• _DATA SUPPLIED_
+-------+
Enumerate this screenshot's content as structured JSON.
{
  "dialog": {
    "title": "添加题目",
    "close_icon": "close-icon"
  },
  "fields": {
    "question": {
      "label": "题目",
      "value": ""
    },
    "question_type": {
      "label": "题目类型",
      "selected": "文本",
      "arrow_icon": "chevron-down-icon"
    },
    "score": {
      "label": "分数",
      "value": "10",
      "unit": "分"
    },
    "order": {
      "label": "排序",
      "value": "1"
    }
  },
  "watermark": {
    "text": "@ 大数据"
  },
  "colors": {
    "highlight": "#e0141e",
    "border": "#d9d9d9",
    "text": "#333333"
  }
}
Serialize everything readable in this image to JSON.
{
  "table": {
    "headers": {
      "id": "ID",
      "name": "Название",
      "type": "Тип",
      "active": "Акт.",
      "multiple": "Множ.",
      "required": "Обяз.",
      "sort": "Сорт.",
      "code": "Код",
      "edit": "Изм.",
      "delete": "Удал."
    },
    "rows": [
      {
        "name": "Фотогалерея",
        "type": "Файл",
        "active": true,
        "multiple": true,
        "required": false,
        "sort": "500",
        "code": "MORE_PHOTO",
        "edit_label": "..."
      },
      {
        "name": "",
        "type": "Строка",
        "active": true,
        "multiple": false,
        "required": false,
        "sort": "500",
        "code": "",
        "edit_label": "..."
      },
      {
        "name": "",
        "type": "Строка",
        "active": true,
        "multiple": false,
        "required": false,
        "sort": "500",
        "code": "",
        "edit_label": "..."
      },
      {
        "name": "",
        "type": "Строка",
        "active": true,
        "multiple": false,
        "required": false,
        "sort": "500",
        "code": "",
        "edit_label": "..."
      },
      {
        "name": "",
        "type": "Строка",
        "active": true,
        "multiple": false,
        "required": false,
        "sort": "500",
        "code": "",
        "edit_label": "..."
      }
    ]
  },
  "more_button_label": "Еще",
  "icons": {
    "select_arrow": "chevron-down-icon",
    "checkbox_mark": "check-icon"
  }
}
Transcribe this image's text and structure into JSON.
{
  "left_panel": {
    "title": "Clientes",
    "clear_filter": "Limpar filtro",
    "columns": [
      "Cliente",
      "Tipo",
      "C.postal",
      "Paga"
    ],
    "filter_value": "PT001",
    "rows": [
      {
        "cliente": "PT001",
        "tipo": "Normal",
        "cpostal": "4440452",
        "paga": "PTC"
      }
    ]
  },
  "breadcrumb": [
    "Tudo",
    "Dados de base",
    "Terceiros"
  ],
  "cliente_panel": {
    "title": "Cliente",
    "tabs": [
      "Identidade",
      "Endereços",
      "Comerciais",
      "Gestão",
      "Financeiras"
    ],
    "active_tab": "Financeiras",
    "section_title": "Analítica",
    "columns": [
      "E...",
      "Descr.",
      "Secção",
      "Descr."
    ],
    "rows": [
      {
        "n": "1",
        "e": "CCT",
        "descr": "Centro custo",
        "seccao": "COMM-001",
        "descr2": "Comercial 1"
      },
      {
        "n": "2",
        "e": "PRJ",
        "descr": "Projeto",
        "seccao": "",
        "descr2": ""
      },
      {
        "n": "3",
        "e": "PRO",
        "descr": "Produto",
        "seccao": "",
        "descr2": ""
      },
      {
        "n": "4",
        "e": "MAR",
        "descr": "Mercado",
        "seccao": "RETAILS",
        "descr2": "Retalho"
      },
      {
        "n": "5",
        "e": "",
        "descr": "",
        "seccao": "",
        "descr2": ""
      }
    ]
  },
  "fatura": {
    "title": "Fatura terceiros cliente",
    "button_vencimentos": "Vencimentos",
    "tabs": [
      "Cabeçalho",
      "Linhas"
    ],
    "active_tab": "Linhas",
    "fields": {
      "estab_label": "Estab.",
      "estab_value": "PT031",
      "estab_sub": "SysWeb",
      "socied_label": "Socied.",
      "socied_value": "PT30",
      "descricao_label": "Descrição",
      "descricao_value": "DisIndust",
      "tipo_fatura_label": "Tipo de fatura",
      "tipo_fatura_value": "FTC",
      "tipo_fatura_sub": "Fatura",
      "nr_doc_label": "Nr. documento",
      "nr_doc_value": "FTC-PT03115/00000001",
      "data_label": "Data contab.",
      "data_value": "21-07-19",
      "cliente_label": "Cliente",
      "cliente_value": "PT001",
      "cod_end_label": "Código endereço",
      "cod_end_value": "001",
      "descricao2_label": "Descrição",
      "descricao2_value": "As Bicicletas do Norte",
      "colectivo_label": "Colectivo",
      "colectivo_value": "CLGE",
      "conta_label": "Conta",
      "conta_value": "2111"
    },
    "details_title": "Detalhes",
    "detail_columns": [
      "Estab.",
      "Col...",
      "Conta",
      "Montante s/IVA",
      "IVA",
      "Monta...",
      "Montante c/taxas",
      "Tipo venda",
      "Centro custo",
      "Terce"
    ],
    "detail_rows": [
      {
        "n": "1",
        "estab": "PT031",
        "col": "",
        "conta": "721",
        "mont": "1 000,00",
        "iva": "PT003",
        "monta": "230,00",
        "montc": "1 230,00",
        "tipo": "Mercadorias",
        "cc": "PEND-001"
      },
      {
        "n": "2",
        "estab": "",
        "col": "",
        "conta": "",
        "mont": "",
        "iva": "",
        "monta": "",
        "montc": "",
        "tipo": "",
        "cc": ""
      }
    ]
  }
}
+-------+
Check each line of the records for the string "Financeiras" and state how many lines contain it. Give only the number.

2